** Directive 1 **
Read the forum post about local language models and decide whether each statement agrees with it: (a) the writer uses Mistral Nemo to drive Skyrim NPCs; (b) the writer rates the LLAMA 3 base model highly; (c) the writer's current daily drivers for coding assistance are Qwen 2.5 R1 Distilled / QwQ. For each, answer yes or no and quote the words from the post that settle it.
** Directive 2 **
Continue the forum post about local language models, starting right after its last sentence.

** Text passage **
※ ※ ※

Also, for me, it was the first local model to be actually useful for some coding assistance.
> LLAMA 3 Lame base model but the upgraded versions were better. Spawned a number of okayish finetunes or something.
> Mistral Nemo Good model for RP, retarded for other purposes. I use it to drive Skyrim NPCs in the form of Nemo uncensored.
> Gemma 2 Decent model for coding and general knowledge but superseeded by Gemma 3 and Qwen 2.5 x R1 / QwQ
> Qwen 2.5 R1 Distilled / QwQ My current daily drivers for coding assistance. The sweetspot between size and performance.
> Deepseek R1 The big one, the king, nothing else to add currently. It's really shines in every category but all "intelligent" systems have their limits and so do current frontier models.

※ ※ ※

** Dataset excerpt **
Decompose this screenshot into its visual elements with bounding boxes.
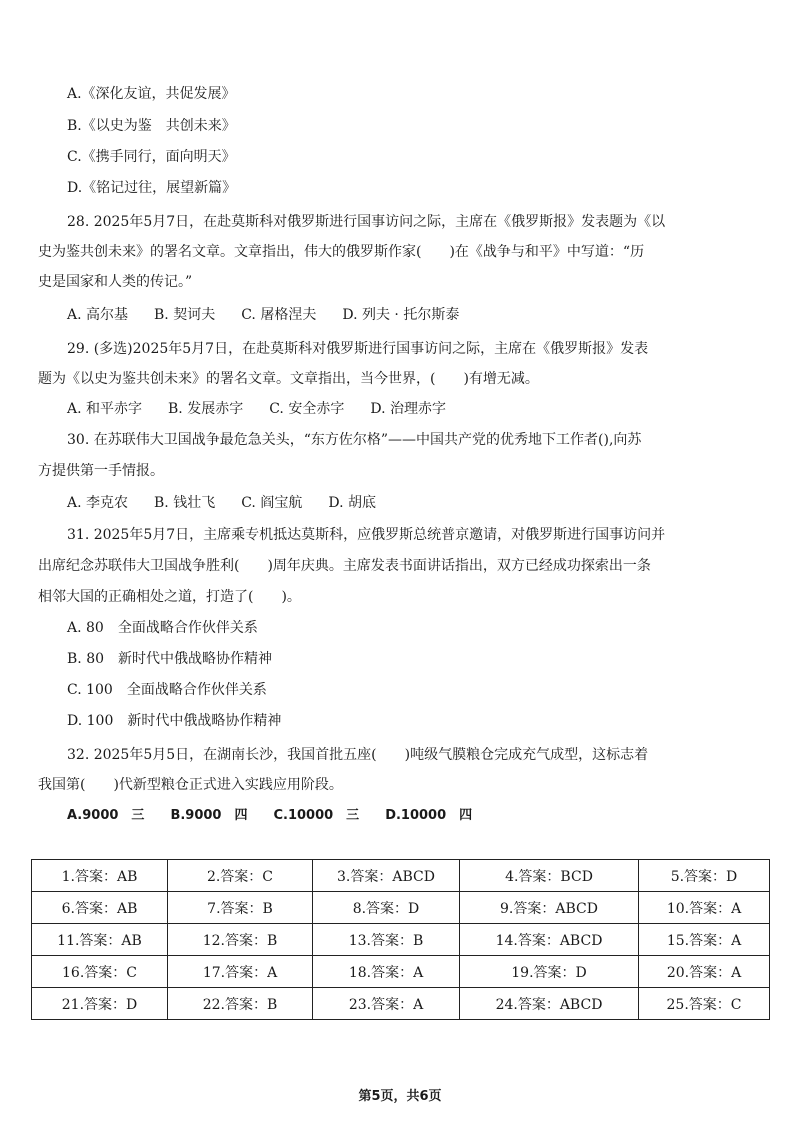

※ ※ ※

** Task output 1 **
(a) Yes: "I use it to drive Skyrim NPCs in the form of Nemo uncensored."
(b) No: "Lame base model but the upgraded versions were better."
(c) Yes: "Qwen 2.5 R1 Distilled / QwQ My current daily drivers for coding assistance."

** Task output 2 **
I mostly use it to discuss more complex engineering processes where I really need the breath and depth of knowledge in that large network.
> LLAMA 4 Its future shines as bright as 4cucks.
Some chuds also appreciated "Frankenmerges" although I have no personal experience with them.
Along the way we had many more or less important upgrades regarding samplers, optimization, training procedures, data curation, GUIs, …
and a whole bunch of inference frameworks (llama.cpp, transformers got plenty of upgrades, ktransformers, vllm, TensorRT,…) along the way!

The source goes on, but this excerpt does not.